* [Work to do]
Copy all of the material below exactly.

"""

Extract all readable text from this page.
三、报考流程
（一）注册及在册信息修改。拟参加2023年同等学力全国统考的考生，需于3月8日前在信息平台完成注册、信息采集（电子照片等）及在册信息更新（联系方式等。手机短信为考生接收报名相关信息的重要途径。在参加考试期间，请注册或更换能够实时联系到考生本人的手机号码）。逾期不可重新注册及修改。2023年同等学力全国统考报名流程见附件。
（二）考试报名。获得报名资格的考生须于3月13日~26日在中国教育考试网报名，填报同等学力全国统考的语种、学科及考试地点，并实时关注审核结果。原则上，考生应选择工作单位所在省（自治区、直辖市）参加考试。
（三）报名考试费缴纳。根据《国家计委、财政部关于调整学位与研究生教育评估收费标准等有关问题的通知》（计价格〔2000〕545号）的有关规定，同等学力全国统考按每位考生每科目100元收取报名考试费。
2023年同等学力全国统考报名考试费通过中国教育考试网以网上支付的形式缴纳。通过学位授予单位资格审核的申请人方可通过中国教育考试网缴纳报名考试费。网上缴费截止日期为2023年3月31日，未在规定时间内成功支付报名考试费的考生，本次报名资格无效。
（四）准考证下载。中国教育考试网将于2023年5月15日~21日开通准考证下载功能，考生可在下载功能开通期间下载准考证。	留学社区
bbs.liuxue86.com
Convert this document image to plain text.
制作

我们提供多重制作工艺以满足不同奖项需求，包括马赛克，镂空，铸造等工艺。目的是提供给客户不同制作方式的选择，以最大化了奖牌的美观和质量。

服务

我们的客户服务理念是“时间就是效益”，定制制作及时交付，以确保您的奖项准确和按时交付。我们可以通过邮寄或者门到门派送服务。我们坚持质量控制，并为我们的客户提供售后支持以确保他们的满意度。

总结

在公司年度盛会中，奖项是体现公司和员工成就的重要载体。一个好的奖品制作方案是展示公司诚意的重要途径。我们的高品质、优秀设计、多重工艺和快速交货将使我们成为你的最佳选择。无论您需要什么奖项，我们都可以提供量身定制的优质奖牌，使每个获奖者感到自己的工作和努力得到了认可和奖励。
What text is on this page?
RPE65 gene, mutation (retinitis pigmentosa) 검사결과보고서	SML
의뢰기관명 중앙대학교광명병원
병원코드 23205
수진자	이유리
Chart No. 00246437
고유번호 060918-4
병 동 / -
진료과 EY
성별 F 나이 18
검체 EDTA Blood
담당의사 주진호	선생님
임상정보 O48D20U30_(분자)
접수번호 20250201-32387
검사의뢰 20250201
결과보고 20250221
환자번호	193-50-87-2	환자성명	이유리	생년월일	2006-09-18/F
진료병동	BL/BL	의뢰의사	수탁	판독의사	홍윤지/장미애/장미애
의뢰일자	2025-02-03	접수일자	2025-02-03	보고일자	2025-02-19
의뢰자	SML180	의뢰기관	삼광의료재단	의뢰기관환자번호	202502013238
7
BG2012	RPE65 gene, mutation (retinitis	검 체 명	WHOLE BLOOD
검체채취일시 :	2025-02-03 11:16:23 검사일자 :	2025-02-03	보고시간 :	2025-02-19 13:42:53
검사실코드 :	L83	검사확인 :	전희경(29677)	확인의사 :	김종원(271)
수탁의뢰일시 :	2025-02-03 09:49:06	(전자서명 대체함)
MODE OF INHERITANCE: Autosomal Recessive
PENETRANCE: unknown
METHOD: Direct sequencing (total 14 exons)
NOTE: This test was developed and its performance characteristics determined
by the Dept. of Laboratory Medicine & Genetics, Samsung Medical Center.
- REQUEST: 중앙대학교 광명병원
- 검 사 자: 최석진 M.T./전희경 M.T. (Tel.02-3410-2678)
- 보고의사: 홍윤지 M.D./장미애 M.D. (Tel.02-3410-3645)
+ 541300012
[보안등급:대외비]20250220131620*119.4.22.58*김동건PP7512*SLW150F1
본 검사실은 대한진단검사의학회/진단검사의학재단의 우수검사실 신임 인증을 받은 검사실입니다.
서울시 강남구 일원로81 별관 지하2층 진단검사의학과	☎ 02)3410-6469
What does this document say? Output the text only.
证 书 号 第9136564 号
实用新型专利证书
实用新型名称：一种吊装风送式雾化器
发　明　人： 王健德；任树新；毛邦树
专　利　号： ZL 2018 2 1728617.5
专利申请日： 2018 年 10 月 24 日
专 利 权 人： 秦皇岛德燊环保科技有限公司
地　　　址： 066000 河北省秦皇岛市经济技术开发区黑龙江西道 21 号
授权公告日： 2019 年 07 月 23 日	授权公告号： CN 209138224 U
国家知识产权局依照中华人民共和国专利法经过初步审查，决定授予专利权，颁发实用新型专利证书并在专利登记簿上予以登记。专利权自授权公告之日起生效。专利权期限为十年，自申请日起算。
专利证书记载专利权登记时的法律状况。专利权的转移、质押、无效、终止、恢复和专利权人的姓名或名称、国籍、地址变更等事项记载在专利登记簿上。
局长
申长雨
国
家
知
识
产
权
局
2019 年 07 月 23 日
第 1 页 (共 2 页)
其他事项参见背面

"""

* [Output for this task]
Extract all readable text from this page.
三、报考流程
（一）注册及在册信息修改。拟参加2023年同等学力全国统考的考生，需于3月8日前在信息平台完成注册、信息采集（电子照片等）及在册信息更新（联系方式等。手机短信为考生接收报名相关信息的重要途径。在参加考试期间，请注册或更换能够实时联系到考生本人的手机号码）。逾期不可重新注册及修改。2023年同等学力全国统考报名流程见附件。
（二）考试报名。获得报名资格的考生须于3月13日~26日在中国教育考试网报名，填报同等学力全国统考的语种、学科及考试地点，并实时关注审核结果。原则上，考生应选择工作单位所在省（自治区、直辖市）参加考试。
（三）报名考试费缴纳。根据《国家计委、财政部关于调整学位与研究生教育评估收费标准等有关问题的通知》（计价格〔2000〕545号）的有关规定，同等学力全国统考按每位考生每科目100元收取报名考试费。
2023年同等学力全国统考报名考试费通过中国教育考试网以网上支付的形式缴纳。通过学位授予单位资格审核的申请人方可通过中国教育考试网缴纳报名考试费。网上缴费截止日期为2023年3月31日，未在规定时间内成功支付报名考试费的考生，本次报名资格无效。
（四）准考证下载。中国教育考试网将于2023年5月15日~21日开通准考证下载功能，考生可在下载功能开通期间下载准考证。	留学社区
bbs.liuxue86.com
Convert this document image to plain text.
制作

我们提供多重制作工艺以满足不同奖项需求，包括马赛克，镂空，铸造等工艺。目的是提供给客户不同制作方式的选择，以最大化了奖牌的美观和质量。

服务

我们的客户服务理念是“时间就是效益”，定制制作及时交付，以确保您的奖项准确和按时交付。我们可以通过邮寄或者门到门派送服务。我们坚持质量控制，并为我们的客户提供售后支持以确保他们的满意度。

总结

在公司年度盛会中，奖项是体现公司和员工成就的重要载体。一个好的奖品制作方案是展示公司诚意的重要途径。我们的高品质、优秀设计、多重工艺和快速交货将使我们成为你的最佳选择。无论您需要什么奖项，我们都可以提供量身定制的优质奖牌，使每个获奖者感到自己的工作和努力得到了认可和奖励。
What text is on this page?
RPE65 gene, mutation (retinitis pigmentosa) 검사결과보고서	SML
의뢰기관명 중앙대학교광명병원
병원코드 23205
수진자	이유리
Chart No. 00246437
고유번호 060918-4
병 동 / -
진료과 EY
성별 F 나이 18
검체 EDTA Blood
담당의사 주진호	선생님
임상정보 O48D20U30_(분자)
접수번호 20250201-32387
검사의뢰 20250201
결과보고 20250221
환자번호	193-50-87-2	환자성명	이유리	생년월일	2006-09-18/F
진료병동	BL/BL	의뢰의사	수탁	판독의사	홍윤지/장미애/장미애
의뢰일자	2025-02-03	접수일자	2025-02-03	보고일자	2025-02-19
의뢰자	SML180	의뢰기관	삼광의료재단	의뢰기관환자번호	202502013238
7
BG2012	RPE65 gene, mutation (retinitis	검 체 명	WHOLE BLOOD
검체채취일시 :	2025-02-03 11:16:23 검사일자 :	2025-02-03	보고시간 :	2025-02-19 13:42:53
검사실코드 :	L83	검사확인 :	전희경(29677)	확인의사 :	김종원(271)
수탁의뢰일시 :	2025-02-03 09:49:06	(전자서명 대체함)
MODE OF INHERITANCE: Autosomal Recessive
PENETRANCE: unknown
METHOD: Direct sequencing (total 14 exons)
NOTE: This test was developed and its performance characteristics determined
by the Dept. of Laboratory Medicine & Genetics, Samsung Medical Center.
- REQUEST: 중앙대학교 광명병원
- 검 사 자: 최석진 M.T./전희경 M.T. (Tel.02-3410-2678)
- 보고의사: 홍윤지 M.D./장미애 M.D. (Tel.02-3410-3645)
+ 541300012
[보안등급:대외비]20250220131620*119.4.22.58*김동건PP7512*SLW150F1
본 검사실은 대한진단검사의학회/진단검사의학재단의 우수검사실 신임 인증을 받은 검사실입니다.
서울시 강남구 일원로81 별관 지하2층 진단검사의학과	☎ 02)3410-6469
What does this document say? Output the text only.
证 书 号 第9136564 号
实用新型专利证书
实用新型名称：一种吊装风送式雾化器
发　明　人： 王健德；任树新；毛邦树
专　利　号： ZL 2018 2 1728617.5
专利申请日： 2018 年 10 月 24 日
专 利 权 人： 秦皇岛德燊环保科技有限公司
地　　　址： 066000 河北省秦皇岛市经济技术开发区黑龙江西道 21 号
授权公告日： 2019 年 07 月 23 日	授权公告号： CN 209138224 U
国家知识产权局依照中华人民共和国专利法经过初步审查，决定授予专利权，颁发实用新型专利证书并在专利登记簿上予以登记。专利权自授权公告之日起生效。专利权期限为十年，自申请日起算。
专利证书记载专利权登记时的法律状况。专利权的转移、质押、无效、终止、恢复和专利权人的姓名或名称、国籍、地址变更等事项记载在专利登记簿上。
局长
申长雨
国
家
知
识
产
权
局
2019 年 07 月 23 日
第 1 页 (共 2 页)
其他事项参见背面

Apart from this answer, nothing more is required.